=== EXERCISE BRIEF ===
Copy out the lines that include the word "美好的礼物".

* begin *

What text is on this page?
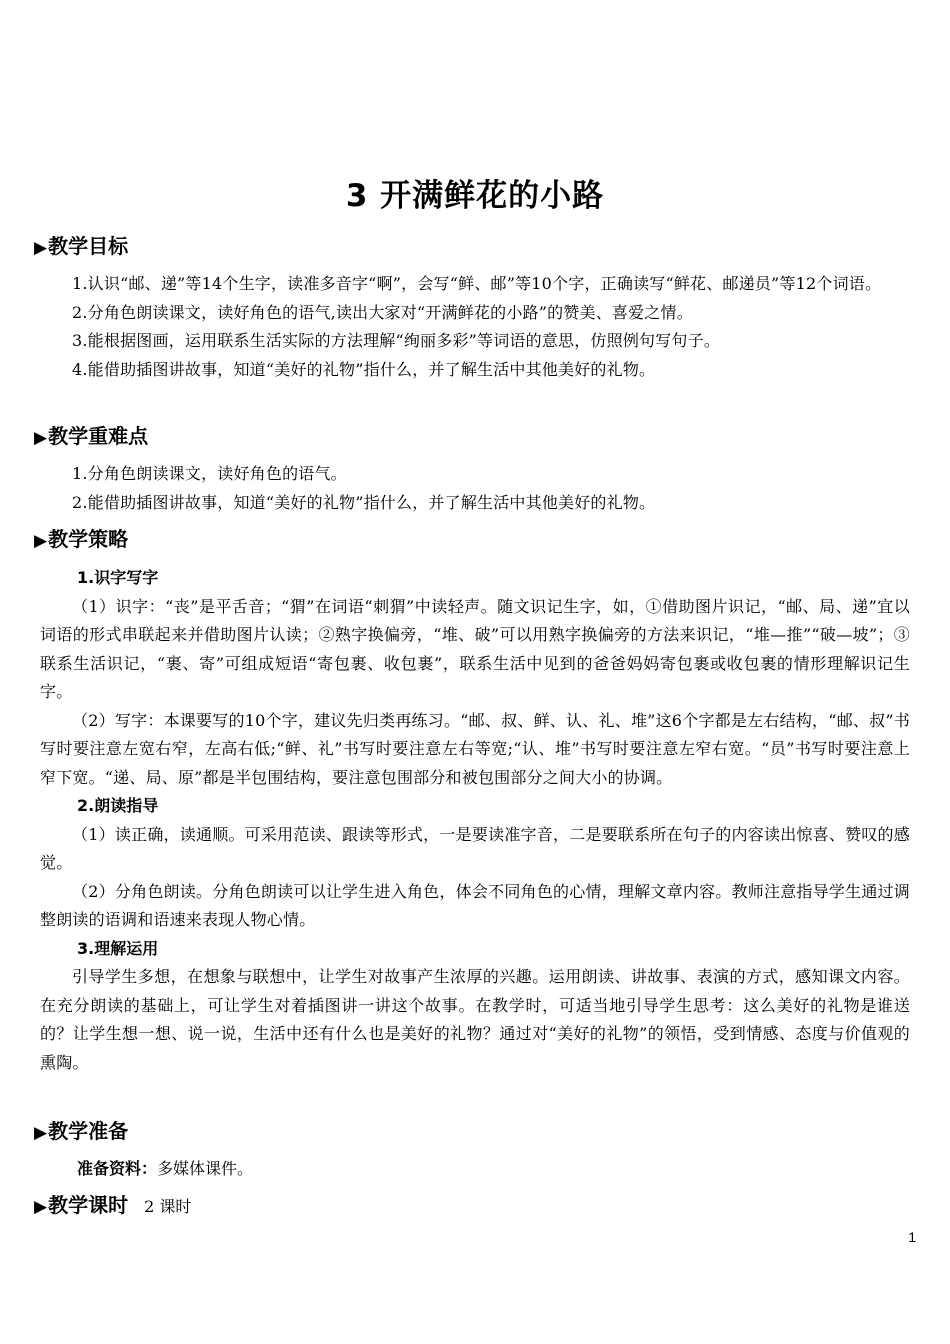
3 开满鲜花的小路
▶教学目标

1.认识“邮、递”等14个生字，读准多音字“啊”，会写“鲜、邮”等10个字，正确读写“鲜花、邮递员”等12个词语。

2.分角色朗读课文，读好角色的语气,读出大家对“开满鲜花的小路”的赞美、喜爱之情。

3.能根据图画，运用联系生活实际的方法理解“绚丽多彩”等词语的意思，仿照例句写句子。

4.能借助插图讲故事，知道“美好的礼物”指什么，并了解生活中其他美好的礼物。

▶教学重难点

1.分角色朗读课文，读好角色的语气。

2.能借助插图讲故事，知道“美好的礼物”指什么，并了解生活中其他美好的礼物。

▶教学策略

1.识字写字

（1）识字：“丧”是平舌音；“猬”在词语“刺猬”中读轻声。随文识记生字，如，①借助图片识记，“邮、局、递”宜以词语的形式串联起来并借助图片认读；②熟字换偏旁，“堆、破”可以用熟字换偏旁的方法来识记，“堆—推”“破—坡”；③联系生活识记，“裹、寄”可组成短语“寄包裹、收包裹”，联系生活中见到的爸爸妈妈寄包裹或收包裹的情形理解识记生字。

（2）写字：本课要写的10个字，建议先归类再练习。“邮、叔、鲜、认、礼、堆”这6个字都是左右结构，“邮、叔”书写时要注意左宽右窄，左高右低;“鲜、礼”书写时要注意左右等宽;“认、堆”书写时要注意左窄右宽。“员”书写时要注意上窄下宽。“递、局、原”都是半包围结构，要注意包围部分和被包围部分之间大小的协调。

2.朗读指导

（1）读正确，读通顺。可采用范读、跟读等形式，一是要读准字音，二是要联系所在句子的内容读出惊喜、赞叹的感觉。

（2）分角色朗读。分角色朗读可以让学生进入角色，体会不同角色的心情，理解文章内容。教师注意指导学生通过调整朗读的语调和语速来表现人物心情。

3.理解运用

引导学生多想，在想象与联想中，让学生对故事产生浓厚的兴趣。运用朗读、讲故事、表演的方式，感知课文内容。在充分朗读的基础上，可让学生对着插图讲一讲这个故事。在教学时，可适当地引导学生思考：这么美好的礼物是谁送的？让学生想一想、说一说，生活中还有什么也是美好的礼物？通过对“美好的礼物”的领悟，受到情感、态度与价值观的熏陶。

▶教学准备

准备资料：多媒体课件。

▶教学课时 2 课时
1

* end *

=== WRITTEN ANSWER ===
4.能借助插图讲故事，知道“美好的礼物”指什么，并了解生活中其他美好的礼物。
2.能借助插图讲故事，知道“美好的礼物”指什么，并了解生活中其他美好的礼物。
引导学生多想，在想象与联想中，让学生对故事产生浓厚的兴趣。运用朗读、讲故事、表演的方式，感知课文内容。在充分朗读的基础上，可让学生对着插图讲一讲这个故事。在教学时，可适当地引导学生思考：这么美好的礼物是谁送的？让学生想一想、说一说，生活中还有什么也是美好的礼物？通过对“美好的礼物”的领悟，受到情感、态度与价值观的熏陶。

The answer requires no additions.